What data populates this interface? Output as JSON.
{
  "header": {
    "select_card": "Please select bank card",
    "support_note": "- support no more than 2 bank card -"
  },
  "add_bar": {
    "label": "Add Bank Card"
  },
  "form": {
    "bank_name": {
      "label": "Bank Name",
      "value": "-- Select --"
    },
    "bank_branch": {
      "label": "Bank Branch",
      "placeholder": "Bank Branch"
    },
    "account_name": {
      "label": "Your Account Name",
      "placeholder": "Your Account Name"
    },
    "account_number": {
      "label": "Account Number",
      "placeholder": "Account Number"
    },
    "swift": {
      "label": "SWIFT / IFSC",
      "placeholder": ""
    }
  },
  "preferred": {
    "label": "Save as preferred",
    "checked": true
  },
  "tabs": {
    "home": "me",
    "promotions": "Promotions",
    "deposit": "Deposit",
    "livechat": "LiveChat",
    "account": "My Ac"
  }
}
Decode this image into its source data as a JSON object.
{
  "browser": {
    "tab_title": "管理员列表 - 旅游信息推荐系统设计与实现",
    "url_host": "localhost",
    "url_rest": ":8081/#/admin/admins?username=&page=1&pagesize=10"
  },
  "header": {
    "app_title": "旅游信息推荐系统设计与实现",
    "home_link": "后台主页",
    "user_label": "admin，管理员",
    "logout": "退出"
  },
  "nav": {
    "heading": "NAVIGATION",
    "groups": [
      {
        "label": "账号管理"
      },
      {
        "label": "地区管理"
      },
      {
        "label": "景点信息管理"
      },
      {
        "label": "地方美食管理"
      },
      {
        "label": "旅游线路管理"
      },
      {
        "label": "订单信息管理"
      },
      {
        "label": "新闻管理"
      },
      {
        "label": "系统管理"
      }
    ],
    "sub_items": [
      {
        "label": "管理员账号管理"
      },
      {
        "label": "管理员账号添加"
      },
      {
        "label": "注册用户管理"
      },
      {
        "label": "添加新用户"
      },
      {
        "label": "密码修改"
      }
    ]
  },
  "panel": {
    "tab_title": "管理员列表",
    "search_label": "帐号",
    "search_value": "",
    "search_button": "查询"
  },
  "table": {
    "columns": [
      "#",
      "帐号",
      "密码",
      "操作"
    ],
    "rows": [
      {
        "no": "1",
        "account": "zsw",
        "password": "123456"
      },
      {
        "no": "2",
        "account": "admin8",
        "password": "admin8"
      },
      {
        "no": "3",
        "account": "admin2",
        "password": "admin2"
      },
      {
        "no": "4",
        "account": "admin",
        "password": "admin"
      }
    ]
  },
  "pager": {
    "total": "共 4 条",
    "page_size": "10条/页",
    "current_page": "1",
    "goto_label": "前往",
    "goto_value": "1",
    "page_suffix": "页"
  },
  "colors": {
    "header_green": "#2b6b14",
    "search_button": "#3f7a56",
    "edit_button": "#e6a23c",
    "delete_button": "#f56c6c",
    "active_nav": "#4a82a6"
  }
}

########

Repeat the whole listing exactly, keeping every line intact.

Final answer:
What data populates this interface? Output as JSON.
{
  "header": {
    "select_card": "Please select bank card",
    "support_note": "- support no more than 2 bank card -"
  },
  "add_bar": {
    "label": "Add Bank Card"
  },
  "form": {
    "bank_name": {
      "label": "Bank Name",
      "value": "-- Select --"
    },
    "bank_branch": {
      "label": "Bank Branch",
      "placeholder": "Bank Branch"
    },
    "account_name": {
      "label": "Your Account Name",
      "placeholder": "Your Account Name"
    },
    "account_number": {
      "label": "Account Number",
      "placeholder": "Account Number"
    },
    "swift": {
      "label": "SWIFT / IFSC",
      "placeholder": ""
    }
  },
  "preferred": {
    "label": "Save as preferred",
    "checked": true
  },
  "tabs": {
    "home": "me",
    "promotions": "Promotions",
    "deposit": "Deposit",
    "livechat": "LiveChat",
    "account": "My Ac"
  }
}
Decode this image into its source data as a JSON object.
{
  "browser": {
    "tab_title": "管理员列表 - 旅游信息推荐系统设计与实现",
    "url_host": "localhost",
    "url_rest": ":8081/#/admin/admins?username=&page=1&pagesize=10"
  },
  "header": {
    "app_title": "旅游信息推荐系统设计与实现",
    "home_link": "后台主页",
    "user_label": "admin，管理员",
    "logout": "退出"
  },
  "nav": {
    "heading": "NAVIGATION",
    "groups": [
      {
        "label": "账号管理"
      },
      {
        "label": "地区管理"
      },
      {
        "label": "景点信息管理"
      },
      {
        "label": "地方美食管理"
      },
      {
        "label": "旅游线路管理"
      },
      {
        "label": "订单信息管理"
      },
      {
        "label": "新闻管理"
      },
      {
        "label": "系统管理"
      }
    ],
    "sub_items": [
      {
        "label": "管理员账号管理"
      },
      {
        "label": "管理员账号添加"
      },
      {
        "label": "注册用户管理"
      },
      {
        "label": "添加新用户"
      },
      {
        "label": "密码修改"
      }
    ]
  },
  "panel": {
    "tab_title": "管理员列表",
    "search_label": "帐号",
    "search_value": "",
    "search_button": "查询"
  },
  "table": {
    "columns": [
      "#",
      "帐号",
      "密码",
      "操作"
    ],
    "rows": [
      {
        "no": "1",
        "account": "zsw",
        "password": "123456"
      },
      {
        "no": "2",
        "account": "admin8",
        "password": "admin8"
      },
      {
        "no": "3",
        "account": "admin2",
        "password": "admin2"
      },
      {
        "no": "4",
        "account": "admin",
        "password": "admin"
      }
    ]
  },
  "pager": {
    "total": "共 4 条",
    "page_size": "10条/页",
    "current_page": "1",
    "goto_label": "前往",
    "goto_value": "1",
    "page_suffix": "页"
  },
  "colors": {
    "header_green": "#2b6b14",
    "search_button": "#3f7a56",
    "edit_button": "#e6a23c",
    "delete_button": "#f56c6c",
    "active_nav": "#4a82a6"
  }
}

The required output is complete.